Exercise task:
Show every line in the records below that contains the word "موسسات".

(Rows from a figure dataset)
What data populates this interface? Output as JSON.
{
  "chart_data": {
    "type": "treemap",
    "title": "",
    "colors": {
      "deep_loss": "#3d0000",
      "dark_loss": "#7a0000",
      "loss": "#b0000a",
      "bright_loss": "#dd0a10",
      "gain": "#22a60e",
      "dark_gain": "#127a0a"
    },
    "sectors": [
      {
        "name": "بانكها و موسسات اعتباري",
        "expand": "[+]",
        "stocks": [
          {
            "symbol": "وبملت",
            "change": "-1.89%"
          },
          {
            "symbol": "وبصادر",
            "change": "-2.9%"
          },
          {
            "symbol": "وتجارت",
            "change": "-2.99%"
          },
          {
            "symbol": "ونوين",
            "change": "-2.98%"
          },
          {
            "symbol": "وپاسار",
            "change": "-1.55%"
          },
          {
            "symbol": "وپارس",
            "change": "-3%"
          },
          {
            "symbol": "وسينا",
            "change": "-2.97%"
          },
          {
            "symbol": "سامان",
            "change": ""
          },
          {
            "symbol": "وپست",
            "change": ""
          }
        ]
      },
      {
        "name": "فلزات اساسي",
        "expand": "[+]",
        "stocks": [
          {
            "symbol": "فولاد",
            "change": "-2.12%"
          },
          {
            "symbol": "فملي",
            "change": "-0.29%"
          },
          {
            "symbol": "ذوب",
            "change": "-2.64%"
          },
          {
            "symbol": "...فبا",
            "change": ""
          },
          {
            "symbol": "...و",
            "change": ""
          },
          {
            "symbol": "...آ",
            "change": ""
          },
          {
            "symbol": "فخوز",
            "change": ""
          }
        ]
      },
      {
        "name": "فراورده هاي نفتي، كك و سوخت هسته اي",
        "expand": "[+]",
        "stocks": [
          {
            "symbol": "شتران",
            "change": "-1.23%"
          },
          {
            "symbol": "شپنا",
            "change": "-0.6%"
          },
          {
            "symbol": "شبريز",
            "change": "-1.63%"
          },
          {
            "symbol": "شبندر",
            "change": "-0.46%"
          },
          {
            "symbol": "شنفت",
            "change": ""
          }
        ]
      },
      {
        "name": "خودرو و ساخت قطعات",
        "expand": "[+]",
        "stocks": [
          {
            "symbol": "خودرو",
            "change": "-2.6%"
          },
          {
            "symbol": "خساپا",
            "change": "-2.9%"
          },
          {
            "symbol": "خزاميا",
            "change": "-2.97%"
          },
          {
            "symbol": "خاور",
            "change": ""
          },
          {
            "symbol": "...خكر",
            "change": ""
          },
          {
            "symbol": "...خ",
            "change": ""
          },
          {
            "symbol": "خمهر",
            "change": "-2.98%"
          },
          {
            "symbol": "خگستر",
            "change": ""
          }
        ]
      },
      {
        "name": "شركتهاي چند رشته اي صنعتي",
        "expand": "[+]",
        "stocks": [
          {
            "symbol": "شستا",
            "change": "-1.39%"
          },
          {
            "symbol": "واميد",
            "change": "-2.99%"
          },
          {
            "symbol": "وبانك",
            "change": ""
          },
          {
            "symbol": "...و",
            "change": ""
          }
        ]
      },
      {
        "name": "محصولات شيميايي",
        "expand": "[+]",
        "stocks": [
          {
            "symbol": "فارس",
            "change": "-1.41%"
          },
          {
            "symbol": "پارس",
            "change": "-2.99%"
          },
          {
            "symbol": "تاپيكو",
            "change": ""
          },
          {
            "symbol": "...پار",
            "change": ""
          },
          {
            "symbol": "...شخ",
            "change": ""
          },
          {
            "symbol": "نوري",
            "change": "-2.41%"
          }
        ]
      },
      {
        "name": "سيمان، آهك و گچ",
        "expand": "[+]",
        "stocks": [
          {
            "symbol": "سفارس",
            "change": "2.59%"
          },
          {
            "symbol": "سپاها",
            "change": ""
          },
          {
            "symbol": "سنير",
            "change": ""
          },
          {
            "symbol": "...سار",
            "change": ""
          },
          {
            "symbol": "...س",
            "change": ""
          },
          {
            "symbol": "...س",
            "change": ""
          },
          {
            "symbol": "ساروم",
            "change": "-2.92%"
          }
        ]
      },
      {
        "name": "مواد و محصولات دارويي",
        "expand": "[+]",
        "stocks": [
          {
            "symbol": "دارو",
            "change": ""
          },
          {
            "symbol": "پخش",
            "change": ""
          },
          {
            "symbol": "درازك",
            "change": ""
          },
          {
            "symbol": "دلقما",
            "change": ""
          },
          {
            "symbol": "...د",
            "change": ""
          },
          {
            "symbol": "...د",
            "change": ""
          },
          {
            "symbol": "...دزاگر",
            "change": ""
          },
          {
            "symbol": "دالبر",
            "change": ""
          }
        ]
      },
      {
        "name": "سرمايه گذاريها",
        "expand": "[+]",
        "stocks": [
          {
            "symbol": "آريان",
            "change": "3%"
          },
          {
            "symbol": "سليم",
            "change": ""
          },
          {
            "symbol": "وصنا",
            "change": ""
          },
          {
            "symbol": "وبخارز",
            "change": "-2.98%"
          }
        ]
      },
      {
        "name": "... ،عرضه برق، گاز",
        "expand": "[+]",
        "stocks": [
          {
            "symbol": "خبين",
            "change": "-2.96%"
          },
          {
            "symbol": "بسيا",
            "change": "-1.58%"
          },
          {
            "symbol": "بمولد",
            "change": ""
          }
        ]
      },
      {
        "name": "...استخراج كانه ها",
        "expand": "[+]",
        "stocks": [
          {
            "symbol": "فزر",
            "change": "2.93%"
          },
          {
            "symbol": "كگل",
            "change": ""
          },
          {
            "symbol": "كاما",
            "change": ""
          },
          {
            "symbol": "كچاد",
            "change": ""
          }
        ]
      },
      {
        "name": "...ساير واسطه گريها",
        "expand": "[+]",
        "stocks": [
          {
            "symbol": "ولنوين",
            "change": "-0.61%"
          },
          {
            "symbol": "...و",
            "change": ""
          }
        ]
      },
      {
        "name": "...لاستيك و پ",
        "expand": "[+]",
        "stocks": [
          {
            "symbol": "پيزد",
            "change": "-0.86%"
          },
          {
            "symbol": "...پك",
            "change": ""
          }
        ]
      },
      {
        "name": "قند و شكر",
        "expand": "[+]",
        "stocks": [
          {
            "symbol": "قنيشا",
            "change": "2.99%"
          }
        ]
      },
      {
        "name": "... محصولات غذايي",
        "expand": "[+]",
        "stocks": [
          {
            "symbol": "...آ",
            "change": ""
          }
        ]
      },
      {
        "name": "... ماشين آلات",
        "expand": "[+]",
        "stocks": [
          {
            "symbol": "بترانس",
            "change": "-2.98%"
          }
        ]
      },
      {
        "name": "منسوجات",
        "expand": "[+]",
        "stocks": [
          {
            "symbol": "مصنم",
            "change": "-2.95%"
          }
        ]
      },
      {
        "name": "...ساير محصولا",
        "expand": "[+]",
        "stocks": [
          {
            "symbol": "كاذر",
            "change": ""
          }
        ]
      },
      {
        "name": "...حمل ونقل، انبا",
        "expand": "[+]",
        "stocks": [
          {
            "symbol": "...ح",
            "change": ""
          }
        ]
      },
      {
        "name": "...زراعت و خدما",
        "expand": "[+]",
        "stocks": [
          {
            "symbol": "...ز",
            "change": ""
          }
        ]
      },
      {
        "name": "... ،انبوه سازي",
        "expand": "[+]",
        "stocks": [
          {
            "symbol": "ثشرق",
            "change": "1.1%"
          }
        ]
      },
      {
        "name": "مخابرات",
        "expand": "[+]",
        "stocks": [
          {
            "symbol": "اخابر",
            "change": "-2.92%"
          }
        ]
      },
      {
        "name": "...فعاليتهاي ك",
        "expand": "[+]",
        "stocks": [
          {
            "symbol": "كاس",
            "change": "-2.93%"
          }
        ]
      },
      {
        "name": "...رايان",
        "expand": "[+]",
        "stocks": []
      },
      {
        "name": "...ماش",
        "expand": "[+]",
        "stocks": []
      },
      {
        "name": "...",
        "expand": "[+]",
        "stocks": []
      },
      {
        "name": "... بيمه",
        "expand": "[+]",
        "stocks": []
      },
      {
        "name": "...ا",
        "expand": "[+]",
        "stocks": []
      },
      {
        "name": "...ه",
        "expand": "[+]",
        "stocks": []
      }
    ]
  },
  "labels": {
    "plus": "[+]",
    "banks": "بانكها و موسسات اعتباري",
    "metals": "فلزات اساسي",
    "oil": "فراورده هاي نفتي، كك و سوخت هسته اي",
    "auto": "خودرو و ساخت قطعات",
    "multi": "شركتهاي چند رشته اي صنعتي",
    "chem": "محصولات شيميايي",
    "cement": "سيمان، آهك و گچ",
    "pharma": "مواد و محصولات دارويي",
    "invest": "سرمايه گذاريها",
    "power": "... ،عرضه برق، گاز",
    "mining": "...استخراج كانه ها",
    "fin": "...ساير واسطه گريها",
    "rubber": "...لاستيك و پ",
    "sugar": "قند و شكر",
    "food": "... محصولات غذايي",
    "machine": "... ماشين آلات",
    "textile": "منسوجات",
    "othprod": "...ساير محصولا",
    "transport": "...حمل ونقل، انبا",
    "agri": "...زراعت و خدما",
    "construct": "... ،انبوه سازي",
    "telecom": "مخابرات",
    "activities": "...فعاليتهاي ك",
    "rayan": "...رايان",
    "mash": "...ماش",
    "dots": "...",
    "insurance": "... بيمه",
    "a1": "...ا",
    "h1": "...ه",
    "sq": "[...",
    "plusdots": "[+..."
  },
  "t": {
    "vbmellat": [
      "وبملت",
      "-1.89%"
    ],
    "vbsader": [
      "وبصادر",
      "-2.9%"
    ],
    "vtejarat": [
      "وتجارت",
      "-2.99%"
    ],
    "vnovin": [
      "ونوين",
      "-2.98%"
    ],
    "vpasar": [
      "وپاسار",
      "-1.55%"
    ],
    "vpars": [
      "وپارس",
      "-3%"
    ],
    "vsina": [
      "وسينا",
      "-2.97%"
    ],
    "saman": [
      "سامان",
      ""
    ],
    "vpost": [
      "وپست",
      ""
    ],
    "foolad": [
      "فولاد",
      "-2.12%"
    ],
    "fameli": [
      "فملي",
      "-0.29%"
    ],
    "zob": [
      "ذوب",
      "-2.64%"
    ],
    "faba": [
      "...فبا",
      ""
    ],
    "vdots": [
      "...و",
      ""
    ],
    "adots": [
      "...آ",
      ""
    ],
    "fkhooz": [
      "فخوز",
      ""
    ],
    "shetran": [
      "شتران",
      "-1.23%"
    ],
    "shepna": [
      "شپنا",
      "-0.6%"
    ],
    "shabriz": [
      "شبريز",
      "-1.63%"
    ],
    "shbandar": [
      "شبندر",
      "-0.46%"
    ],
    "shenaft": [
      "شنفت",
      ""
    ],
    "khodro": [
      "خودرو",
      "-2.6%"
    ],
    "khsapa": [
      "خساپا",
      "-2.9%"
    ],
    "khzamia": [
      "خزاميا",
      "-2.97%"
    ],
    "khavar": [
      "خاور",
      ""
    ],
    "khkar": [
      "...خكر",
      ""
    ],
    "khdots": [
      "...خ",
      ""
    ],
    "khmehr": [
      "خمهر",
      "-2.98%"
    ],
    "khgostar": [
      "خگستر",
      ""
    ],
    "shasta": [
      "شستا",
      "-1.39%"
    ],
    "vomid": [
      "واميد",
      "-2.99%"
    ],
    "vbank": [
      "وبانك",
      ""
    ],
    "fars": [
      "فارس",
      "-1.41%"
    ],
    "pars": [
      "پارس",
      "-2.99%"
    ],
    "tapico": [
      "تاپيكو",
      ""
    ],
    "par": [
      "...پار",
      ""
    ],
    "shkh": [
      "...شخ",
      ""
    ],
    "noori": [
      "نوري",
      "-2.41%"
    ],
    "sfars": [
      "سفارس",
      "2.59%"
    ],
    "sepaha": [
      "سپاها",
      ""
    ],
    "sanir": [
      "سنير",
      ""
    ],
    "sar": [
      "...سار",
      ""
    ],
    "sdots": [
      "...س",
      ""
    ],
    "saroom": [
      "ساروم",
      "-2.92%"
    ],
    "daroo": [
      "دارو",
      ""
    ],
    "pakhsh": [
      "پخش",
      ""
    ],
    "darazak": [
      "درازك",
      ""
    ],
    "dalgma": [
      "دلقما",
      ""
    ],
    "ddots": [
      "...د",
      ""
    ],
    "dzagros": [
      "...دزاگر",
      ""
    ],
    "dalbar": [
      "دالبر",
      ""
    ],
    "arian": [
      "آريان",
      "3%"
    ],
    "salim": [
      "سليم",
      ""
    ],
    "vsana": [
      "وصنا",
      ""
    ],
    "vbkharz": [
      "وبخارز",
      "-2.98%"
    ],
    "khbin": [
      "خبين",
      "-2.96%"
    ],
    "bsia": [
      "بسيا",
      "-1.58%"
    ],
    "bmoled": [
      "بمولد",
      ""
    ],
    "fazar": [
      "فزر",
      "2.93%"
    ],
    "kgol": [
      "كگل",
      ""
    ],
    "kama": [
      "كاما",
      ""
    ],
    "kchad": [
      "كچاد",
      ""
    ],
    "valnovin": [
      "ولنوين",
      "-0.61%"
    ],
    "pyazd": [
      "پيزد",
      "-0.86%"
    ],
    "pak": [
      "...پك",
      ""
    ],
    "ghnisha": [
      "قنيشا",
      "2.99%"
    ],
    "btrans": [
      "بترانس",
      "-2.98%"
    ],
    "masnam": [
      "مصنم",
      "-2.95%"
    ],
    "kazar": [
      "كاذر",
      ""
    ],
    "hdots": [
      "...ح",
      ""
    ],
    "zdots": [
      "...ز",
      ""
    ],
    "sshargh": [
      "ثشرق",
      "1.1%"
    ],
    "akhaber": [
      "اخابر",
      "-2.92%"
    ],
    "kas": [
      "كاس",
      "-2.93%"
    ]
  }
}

Reply:
        "name": "بانكها و موسسات اعتباري",
    "banks": "بانكها و موسسات اعتباري",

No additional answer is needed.